Task data:
▬▬▬

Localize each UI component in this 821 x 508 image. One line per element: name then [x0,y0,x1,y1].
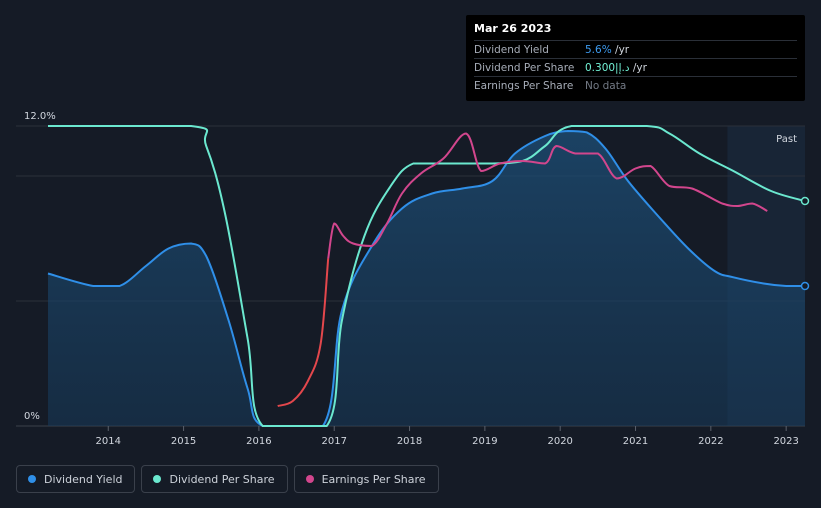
dividend-yield-value: 5.6% [585,43,612,56]
x-tick-label: 2022 [698,436,723,447]
legend: Dividend Yield Dividend Per Share Earnin… [16,465,439,493]
x-tick-label: 2015 [171,436,196,447]
dividend-per-share-end-marker [800,196,810,206]
x-tick-label: 2020 [547,436,572,447]
legend-dot-icon [305,475,314,483]
legend-dot-icon [28,475,36,483]
legend-item-dividend-yield[interactable]: Dividend Yield [16,465,136,493]
tooltip-row-dividend-yield: Dividend Yield 5.6% /yr [474,41,797,59]
tooltip-label: Dividend Per Share [474,61,575,74]
earnings-per-share-line [327,132,768,259]
tooltip-value: 5.6% /yr [585,44,629,56]
tooltip-value: 0.300|د.إ /yr [585,62,647,74]
legend-item-dividend-per-share[interactable]: Dividend Per Share [141,465,288,493]
x-tick-label: 2018 [397,436,422,447]
x-tick-label: 2019 [472,436,497,447]
legend-label: Earnings Per Share [321,472,426,486]
tooltip-suffix: /yr [611,43,630,56]
dividend-per-share-line [48,124,806,427]
x-tick-label: 2017 [322,436,347,447]
dividend-yield-end-marker [800,281,810,291]
legend-label: Dividend Yield [44,472,123,486]
dividend-yield-area [48,131,805,426]
tooltip-label: Dividend Yield [474,43,549,56]
x-tick-label: 2021 [623,436,648,447]
tooltip-value: No data [585,80,626,92]
legend-dot-icon [153,475,162,483]
x-tick-label: 2016 [246,436,271,447]
tooltip-label: Earnings Per Share [474,79,574,92]
legend-item-earnings-per-share[interactable]: Earnings Per Share [293,465,439,493]
x-tick-label: 2023 [773,436,798,447]
earnings-per-share-value: No data [585,79,627,92]
past-label: Past [776,134,797,145]
tooltip-row-earnings-per-share: Earnings Per Share No data [474,77,797,94]
tooltip-suffix: /yr [629,61,647,74]
legend-label: Dividend Per Share [169,472,275,486]
tooltip-panel: Mar 26 2023 Dividend Yield 5.6% /yr Divi… [466,15,805,101]
dividend-per-share-value: 0.300|د.إ [585,61,630,74]
x-tick-label: 2014 [96,436,121,447]
tooltip-date: Mar 26 2023 [474,22,797,41]
tooltip-row-dividend-per-share: Dividend Per Share 0.300|د.إ /yr [474,59,797,77]
y-tick-label: 12.0% [24,111,56,122]
earnings-per-share-negative-line [277,258,330,407]
y-tick-label: 0% [24,411,40,422]
dividend-yield-line [47,129,805,427]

▬▬▬

Convert the lines from the one containing "dividend-yield-value: 5.6% [585,43,612,56]" to the one containing "legend-item-dividend-yield[interactable]: Dividend Yield", both included, into a Markdown table with the columns Row and Line. Number the rows in order and leave out any blank lines.

| Row | Line |
|---|---|
| 1 | dividend-yield-value: 5.6% [585,43,612,56] |
| 2 | x-tick-label: 2022 [698,436,723,447] |
| 3 | legend: Dividend Yield Dividend Per Share Earnin… [16,465,439,493] |
| 4 | x-tick-label: 2015 [171,436,196,447] |
| 5 | dividend-per-share-end-marker [800,196,810,206] |
| 6 | x-tick-label: 2020 [547,436,572,447] |
| 7 | legend-dot-icon [305,475,314,483] |
| 8 | legend-dot-icon [28,475,36,483] |
| 9 | legend-item-dividend-yield[interactable]: Dividend Yield [16,465,136,493] |